> [EXERCISE OBJECTIVE] Extract all lines in the data that contain the word "последовательностей".

> [DATA PROVIDED]
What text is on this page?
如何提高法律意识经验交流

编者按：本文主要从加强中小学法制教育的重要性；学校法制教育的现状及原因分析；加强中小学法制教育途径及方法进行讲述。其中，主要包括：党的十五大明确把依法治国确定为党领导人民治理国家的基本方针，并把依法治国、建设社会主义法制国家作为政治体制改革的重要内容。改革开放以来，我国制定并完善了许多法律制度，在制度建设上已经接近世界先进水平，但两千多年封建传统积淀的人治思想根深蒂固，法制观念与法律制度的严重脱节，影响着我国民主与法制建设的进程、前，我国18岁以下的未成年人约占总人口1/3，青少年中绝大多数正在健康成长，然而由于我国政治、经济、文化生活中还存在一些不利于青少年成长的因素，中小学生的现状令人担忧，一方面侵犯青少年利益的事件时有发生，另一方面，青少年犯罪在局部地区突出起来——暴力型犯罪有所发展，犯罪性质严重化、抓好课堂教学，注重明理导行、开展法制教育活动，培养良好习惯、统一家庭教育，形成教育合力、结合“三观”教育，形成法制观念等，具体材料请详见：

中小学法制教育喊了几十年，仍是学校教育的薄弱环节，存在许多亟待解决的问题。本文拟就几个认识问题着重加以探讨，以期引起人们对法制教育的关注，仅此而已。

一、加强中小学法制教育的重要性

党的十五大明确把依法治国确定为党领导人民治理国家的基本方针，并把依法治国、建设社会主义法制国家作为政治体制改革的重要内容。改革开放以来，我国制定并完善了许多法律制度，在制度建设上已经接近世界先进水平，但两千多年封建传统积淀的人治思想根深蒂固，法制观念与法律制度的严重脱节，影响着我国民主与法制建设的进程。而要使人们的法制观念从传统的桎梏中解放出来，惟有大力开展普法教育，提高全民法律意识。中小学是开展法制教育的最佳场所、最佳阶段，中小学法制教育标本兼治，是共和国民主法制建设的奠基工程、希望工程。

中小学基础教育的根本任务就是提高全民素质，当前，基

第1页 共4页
* * *
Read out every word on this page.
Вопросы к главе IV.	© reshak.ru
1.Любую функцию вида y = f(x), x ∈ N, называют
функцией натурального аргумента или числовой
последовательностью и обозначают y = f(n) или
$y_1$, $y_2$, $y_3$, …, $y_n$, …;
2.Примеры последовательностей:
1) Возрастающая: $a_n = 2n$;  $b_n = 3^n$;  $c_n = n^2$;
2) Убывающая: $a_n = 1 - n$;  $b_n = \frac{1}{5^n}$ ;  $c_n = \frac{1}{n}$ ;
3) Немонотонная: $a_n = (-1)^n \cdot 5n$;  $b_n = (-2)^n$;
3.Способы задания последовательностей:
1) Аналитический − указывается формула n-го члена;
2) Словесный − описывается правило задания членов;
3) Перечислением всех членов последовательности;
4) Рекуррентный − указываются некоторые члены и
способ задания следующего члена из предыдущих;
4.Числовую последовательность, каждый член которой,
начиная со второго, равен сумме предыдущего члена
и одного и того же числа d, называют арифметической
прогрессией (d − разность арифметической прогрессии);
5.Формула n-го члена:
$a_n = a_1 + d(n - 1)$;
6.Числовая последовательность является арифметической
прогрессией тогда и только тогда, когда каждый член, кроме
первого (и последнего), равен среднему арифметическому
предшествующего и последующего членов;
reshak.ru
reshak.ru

> [WRITTEN SOLUTION]
2.Примеры последовательностей:
3.Способы задания последовательностей:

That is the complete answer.